Gather every line of the listing that contains the word "have". Letter case matters.

╭─ Data

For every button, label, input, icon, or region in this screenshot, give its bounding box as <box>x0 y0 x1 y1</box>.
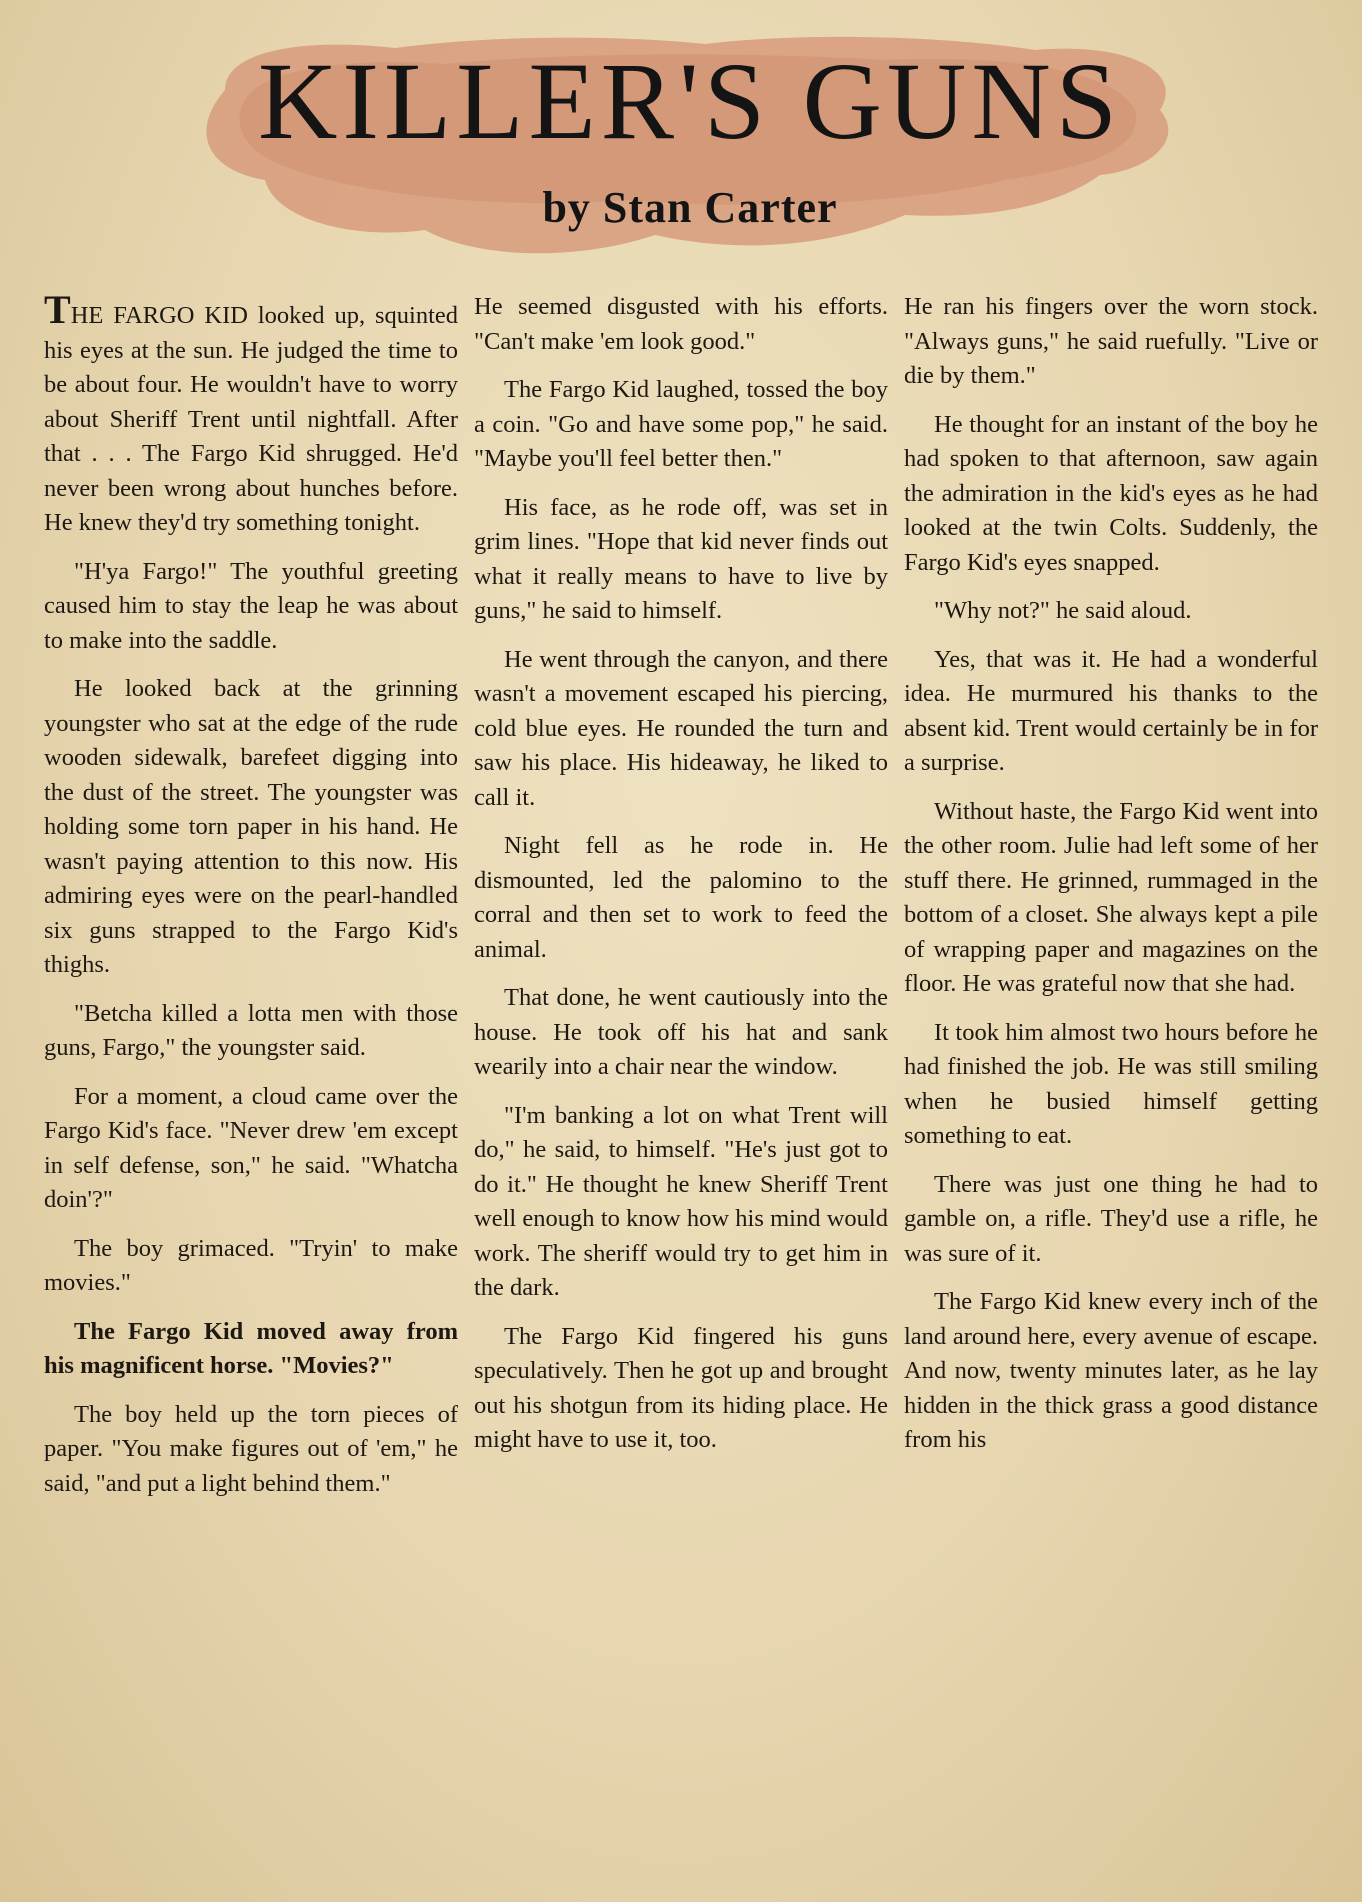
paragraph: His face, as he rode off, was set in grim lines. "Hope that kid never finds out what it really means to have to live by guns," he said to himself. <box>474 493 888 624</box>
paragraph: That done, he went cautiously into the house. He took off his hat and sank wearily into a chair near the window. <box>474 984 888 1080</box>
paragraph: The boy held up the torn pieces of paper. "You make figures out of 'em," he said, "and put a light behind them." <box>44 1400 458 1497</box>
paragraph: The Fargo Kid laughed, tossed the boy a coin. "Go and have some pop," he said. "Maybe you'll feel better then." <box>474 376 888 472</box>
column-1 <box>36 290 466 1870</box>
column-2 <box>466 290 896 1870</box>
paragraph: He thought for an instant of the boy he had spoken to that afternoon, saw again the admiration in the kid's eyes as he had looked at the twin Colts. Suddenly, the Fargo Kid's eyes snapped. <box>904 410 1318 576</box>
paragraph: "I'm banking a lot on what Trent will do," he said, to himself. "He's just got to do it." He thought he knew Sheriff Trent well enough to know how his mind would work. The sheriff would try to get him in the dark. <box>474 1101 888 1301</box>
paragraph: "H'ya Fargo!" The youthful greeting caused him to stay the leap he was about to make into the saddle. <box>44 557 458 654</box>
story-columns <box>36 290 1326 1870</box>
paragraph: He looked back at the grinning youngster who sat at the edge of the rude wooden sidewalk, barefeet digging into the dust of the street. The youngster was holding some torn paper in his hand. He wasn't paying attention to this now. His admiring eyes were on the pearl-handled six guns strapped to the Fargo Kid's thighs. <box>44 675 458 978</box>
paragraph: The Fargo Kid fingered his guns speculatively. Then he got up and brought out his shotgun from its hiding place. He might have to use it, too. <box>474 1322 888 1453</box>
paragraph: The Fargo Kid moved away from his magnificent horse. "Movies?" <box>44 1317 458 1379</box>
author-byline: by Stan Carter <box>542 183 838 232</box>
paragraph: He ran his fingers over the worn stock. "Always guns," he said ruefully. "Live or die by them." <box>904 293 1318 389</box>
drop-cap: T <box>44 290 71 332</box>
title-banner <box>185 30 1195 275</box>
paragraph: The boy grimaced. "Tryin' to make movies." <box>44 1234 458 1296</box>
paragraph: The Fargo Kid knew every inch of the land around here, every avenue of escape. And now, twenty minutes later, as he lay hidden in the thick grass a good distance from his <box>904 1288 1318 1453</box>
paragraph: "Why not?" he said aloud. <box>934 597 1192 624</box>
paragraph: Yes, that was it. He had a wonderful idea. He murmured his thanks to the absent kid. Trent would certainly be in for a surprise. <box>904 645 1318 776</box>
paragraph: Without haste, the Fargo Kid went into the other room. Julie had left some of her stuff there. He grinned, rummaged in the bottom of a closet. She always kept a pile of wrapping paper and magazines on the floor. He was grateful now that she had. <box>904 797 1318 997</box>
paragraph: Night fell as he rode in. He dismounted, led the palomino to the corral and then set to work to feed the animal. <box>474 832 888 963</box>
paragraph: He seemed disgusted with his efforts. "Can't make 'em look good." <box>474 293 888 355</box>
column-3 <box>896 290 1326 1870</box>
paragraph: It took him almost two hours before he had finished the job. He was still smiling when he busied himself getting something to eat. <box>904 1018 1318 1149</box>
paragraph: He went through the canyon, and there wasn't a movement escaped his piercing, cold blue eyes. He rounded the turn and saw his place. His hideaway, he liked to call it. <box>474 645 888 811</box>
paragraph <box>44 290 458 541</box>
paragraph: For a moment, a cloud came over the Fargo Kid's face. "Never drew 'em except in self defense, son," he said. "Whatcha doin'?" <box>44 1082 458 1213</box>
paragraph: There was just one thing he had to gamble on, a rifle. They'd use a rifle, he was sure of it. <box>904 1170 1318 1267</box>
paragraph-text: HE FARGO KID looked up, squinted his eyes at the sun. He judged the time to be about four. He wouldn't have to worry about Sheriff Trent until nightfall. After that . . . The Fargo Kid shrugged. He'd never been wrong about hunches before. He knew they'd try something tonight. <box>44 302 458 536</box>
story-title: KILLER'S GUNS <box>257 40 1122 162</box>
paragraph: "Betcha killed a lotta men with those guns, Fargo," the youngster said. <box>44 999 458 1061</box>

╰─
╭─ Data

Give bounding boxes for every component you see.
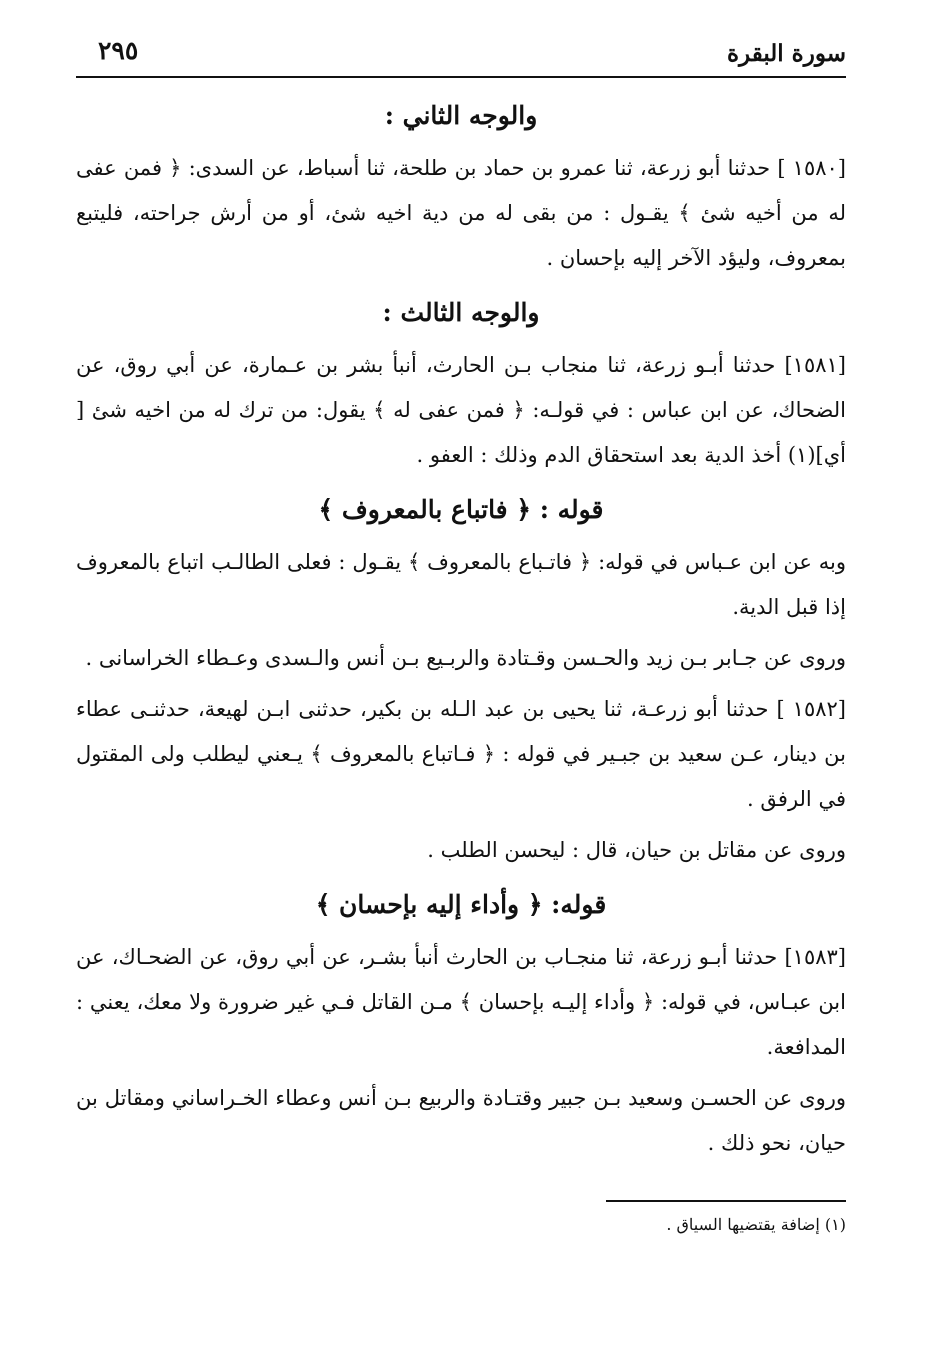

╰─
╭─ Data

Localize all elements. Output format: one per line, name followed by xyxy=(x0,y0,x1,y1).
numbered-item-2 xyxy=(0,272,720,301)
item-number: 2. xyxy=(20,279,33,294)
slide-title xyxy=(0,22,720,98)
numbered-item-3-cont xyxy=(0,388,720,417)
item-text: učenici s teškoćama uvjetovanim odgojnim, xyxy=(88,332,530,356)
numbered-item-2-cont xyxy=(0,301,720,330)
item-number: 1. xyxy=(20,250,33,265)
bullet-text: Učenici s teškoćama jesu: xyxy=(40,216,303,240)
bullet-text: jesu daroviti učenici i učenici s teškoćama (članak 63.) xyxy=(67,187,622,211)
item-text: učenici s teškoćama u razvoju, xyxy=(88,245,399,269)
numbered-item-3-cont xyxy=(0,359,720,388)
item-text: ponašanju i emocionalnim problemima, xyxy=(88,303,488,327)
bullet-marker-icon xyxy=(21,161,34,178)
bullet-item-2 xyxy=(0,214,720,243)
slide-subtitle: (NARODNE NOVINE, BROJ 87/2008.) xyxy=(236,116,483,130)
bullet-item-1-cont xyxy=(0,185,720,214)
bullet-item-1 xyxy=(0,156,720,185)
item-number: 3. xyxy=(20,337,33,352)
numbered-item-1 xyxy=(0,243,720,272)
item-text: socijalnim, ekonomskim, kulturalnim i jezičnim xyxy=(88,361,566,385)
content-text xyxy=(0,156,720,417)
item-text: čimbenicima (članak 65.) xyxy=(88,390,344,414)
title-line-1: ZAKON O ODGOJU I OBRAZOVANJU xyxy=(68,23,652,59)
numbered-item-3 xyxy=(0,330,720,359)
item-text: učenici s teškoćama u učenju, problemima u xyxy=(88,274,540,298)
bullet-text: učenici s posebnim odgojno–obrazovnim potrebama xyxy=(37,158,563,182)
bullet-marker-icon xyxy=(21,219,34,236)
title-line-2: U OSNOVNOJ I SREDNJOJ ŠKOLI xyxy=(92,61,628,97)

╰─

• Written answer:
paragraph: His face, as he rode off, was set in grim lines. "Hope that kid never finds out what it really means to have to live by guns," he said to himself. <box>474 493 888 624</box>
paragraph: The Fargo Kid laughed, tossed the boy a coin. "Go and have some pop," he said. "Maybe you'll feel better then." <box>474 376 888 472</box>
paragraph: The Fargo Kid fingered his guns speculatively. Then he got up and brought out his shotgun from its hiding place. He might have to use it, too. <box>474 1322 888 1453</box>
paragraph-text: HE FARGO KID looked up, squinted his eyes at the sun. He judged the time to be about four. He wouldn't have to worry about Sheriff Trent until nightfall. After that . . . The Fargo Kid shrugged. He'd never been wrong about hunches before. He knew they'd try something tonight. <box>44 302 458 536</box>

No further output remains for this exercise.